# Who are your favorite WC/WT/VT fighters?



## geezer (Aug 18, 2010)

The title of this thread may be a bit misleading, since I'm not aware of any really prominent WC sport fighters involved in competitions like UFC. Still, we all know that some practitioners gear their training more towards practical fighting, while others focus more on the "finesse" side of the art, emphasising things like refining chi-sau more than sparring. Both sides are important, and both have always existed. Grandmaster Ip Man's first teacher, Chan Wah Shun was a ferocious and powereful fighter in his prime. His second teacher, Leung Bic was no slouch to be sure, but was more of a refined practitioner. Great Wing Chun combines both. 

So that said, who do you feel are _the roughest WC fighters_ of our times. Who's the Chan Wah Shun, the "_Wah the Wooden Man",_ of today? And, if they are little known, can you post a youtube clip? Anything where they strut their stuff?


----------



## yak sao (Aug 18, 2010)

I have to go with what I know.
Emin Boztepe.


----------



## dungeonworks (Aug 18, 2010)

Sport, Alan Orr and Aaron Baum because they got balls and have a wonderful 7 DVD set on HOW they are applying WC to MMA.  Some of Sifu Grados guys too.  Practical self defense and overall mastery of the art?  My Wing Chun Sifu's and the senior students in my class, and Emin Boztepe hands down and in that order.


----------



## Vajramusti (Aug 18, 2010)

Danny Chan in Tucson, Arizona. He is my si-hing. He does not fight any more 
but practices and from time to time teaches at the Fong School.
Danny won practically every Karate and all styles contact tournaments in Arizona and nearby in the 70's. He also won the wing chun tournament at Jeff Bolt's martial arts extravaganza in Houston around 1990. What he does is all wing chun.

He is a math teacher at a public school.His son does not do wing chun but is gifted athlete and represented the US in volleyball.Because of his pak sao Danny was no slouch himself in spiking a volleyball.

joy chaudhuri.


----------



## Mark Jordan (Aug 18, 2010)

I'd say Dan Henderson - the only MMA to hold two titles in two different weight classes.


----------



## KamonGuy2 (Aug 19, 2010)

The roughest wing chun fighter I know is Kevin Chan. He can fight, and fight well (he grew up in Glasgow and Portsmouth!!)

Technical masters of wing chun have to go through to people like Ip Chun, Sam Kwok etc. I could never imagine them as fighters, but they have very great knowledge of the intracacies of chun (plus the experience)

Master Chan is extremely proficient in the technical side of wing chun (he is very passionate about technique over power etc) and would also credit him with the title of ultimate chunner


----------



## coffeerox (Aug 19, 2010)

Duncan Leung for not losing his challenge matches (and locked-in matches)

Hawkins Cheung and Bruce Lee for picking fights on the street and joining other martial arts schools to act like they're training and then pissing them off and using Wing Chun on them

William Cheung for beating 10 sailors in a locked room


----------



## geezer (Aug 19, 2010)

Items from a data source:
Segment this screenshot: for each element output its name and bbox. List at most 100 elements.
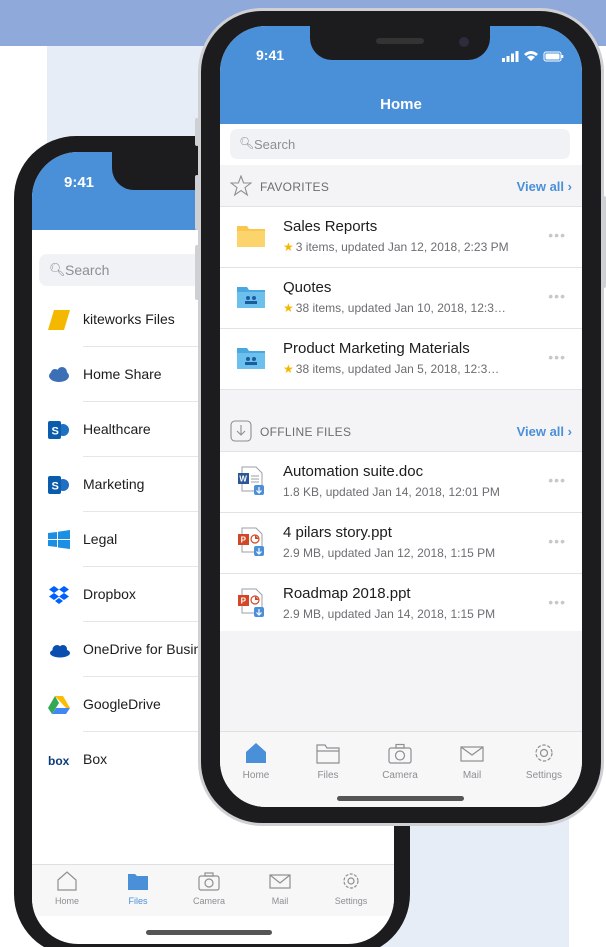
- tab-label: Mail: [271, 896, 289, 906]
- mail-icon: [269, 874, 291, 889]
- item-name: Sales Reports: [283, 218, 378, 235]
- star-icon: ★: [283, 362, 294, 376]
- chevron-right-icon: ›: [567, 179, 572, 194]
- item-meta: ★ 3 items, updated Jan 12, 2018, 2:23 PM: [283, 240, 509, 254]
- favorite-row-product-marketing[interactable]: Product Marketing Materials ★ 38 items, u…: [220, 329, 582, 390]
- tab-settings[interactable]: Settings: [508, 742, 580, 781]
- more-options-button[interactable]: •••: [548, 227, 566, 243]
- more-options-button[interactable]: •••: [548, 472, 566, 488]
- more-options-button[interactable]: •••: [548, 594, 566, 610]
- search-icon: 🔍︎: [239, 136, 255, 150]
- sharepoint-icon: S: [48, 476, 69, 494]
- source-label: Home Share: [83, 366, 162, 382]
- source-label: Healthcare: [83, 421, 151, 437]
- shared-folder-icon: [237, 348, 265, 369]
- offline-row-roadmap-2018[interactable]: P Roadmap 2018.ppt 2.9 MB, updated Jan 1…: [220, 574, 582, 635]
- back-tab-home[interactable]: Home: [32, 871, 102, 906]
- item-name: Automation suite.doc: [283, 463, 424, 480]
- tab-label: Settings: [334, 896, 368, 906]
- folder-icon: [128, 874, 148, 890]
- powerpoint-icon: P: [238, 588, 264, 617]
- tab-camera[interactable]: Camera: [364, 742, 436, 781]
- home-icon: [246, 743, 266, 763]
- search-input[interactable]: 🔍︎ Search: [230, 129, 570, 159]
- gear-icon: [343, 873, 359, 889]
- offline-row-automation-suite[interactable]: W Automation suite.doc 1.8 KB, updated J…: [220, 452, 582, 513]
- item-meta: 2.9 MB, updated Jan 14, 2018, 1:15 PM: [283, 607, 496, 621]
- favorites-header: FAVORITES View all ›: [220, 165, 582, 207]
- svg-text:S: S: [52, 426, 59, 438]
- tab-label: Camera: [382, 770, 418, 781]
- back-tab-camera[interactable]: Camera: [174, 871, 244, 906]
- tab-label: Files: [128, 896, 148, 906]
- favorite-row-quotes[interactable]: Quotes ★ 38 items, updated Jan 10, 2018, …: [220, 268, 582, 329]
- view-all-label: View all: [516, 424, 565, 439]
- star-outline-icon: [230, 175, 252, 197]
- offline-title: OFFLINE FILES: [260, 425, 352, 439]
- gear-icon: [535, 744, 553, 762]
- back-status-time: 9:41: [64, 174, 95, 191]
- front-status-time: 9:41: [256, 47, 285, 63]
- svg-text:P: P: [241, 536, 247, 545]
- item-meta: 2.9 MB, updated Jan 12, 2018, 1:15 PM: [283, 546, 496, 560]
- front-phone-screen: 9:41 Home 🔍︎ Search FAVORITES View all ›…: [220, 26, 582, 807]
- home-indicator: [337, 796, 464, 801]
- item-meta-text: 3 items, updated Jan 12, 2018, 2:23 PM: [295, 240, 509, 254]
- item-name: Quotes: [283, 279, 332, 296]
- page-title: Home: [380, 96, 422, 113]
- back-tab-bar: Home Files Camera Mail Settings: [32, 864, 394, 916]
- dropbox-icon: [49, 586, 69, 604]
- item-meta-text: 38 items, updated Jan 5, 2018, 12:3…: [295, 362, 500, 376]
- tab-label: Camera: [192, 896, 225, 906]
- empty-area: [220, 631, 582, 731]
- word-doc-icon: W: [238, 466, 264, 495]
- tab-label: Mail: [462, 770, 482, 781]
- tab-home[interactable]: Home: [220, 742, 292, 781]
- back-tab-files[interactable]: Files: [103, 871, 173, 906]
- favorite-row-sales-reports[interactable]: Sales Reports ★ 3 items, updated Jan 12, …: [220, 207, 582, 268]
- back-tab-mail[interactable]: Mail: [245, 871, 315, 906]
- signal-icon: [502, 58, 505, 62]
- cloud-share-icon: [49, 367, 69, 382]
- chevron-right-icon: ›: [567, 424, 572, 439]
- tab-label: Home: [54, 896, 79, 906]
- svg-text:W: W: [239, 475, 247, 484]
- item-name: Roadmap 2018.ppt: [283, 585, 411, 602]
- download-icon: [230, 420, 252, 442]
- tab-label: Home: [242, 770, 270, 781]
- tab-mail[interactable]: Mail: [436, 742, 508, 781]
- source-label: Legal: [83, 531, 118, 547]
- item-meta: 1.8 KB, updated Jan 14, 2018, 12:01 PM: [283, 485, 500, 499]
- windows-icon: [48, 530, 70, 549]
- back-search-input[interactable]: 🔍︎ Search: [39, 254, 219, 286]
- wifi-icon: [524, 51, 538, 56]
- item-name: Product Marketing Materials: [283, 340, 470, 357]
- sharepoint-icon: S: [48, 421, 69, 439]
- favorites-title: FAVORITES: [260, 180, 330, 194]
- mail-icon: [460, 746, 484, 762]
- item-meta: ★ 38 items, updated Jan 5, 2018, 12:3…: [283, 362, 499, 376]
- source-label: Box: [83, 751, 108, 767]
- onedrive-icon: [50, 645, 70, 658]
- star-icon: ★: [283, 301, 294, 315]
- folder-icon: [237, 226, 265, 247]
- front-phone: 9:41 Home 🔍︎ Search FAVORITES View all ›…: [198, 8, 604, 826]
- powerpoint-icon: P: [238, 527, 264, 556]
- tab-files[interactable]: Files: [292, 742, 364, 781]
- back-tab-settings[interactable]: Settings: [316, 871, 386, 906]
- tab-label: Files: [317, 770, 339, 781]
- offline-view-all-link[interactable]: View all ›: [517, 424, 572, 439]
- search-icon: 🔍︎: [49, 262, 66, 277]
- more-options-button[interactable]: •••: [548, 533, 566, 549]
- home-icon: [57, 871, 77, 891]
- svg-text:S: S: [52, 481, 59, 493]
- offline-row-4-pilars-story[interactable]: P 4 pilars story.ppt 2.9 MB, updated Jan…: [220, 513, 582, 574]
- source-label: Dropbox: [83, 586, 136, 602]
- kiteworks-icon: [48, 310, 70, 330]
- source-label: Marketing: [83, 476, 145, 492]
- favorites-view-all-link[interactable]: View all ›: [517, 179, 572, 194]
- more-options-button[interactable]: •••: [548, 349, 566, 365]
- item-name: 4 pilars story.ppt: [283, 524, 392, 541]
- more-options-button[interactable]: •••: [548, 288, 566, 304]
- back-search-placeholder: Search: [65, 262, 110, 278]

EXERCISE TASKS ▸
1. How would you say this sentence from the Wing Chun fighters thread in Spanish: "Both sides are important, and both have always existed."
2. Can you write out everything in the records from the line containing "- tab-label: Mail: [271, 896, 289, 906]" down to the line containing "- favorite-row-product-marketing[interactable]: Product", including both of those lines?
The text and the records have no connection to each other.

OUTPUTS BY TASK ▸
1. Ambos lados son importantes, y ambos han existido siempre.

2.
- tab-label: Mail: [271, 896, 289, 906]
- mail-icon: [269, 874, 291, 889]
- item-name: Sales Reports: [283, 218, 378, 235]
- star-icon: ★: [283, 362, 294, 376]
- chevron-right-icon: ›: [567, 179, 572, 194]
- item-meta: ★ 3 items, updated Jan 12, 2018, 2:23 PM: [283, 240, 509, 254]
- favorite-row-product-marketing[interactable]: Product Marketing Materials ★ 38 items, u…: [220, 329, 582, 390]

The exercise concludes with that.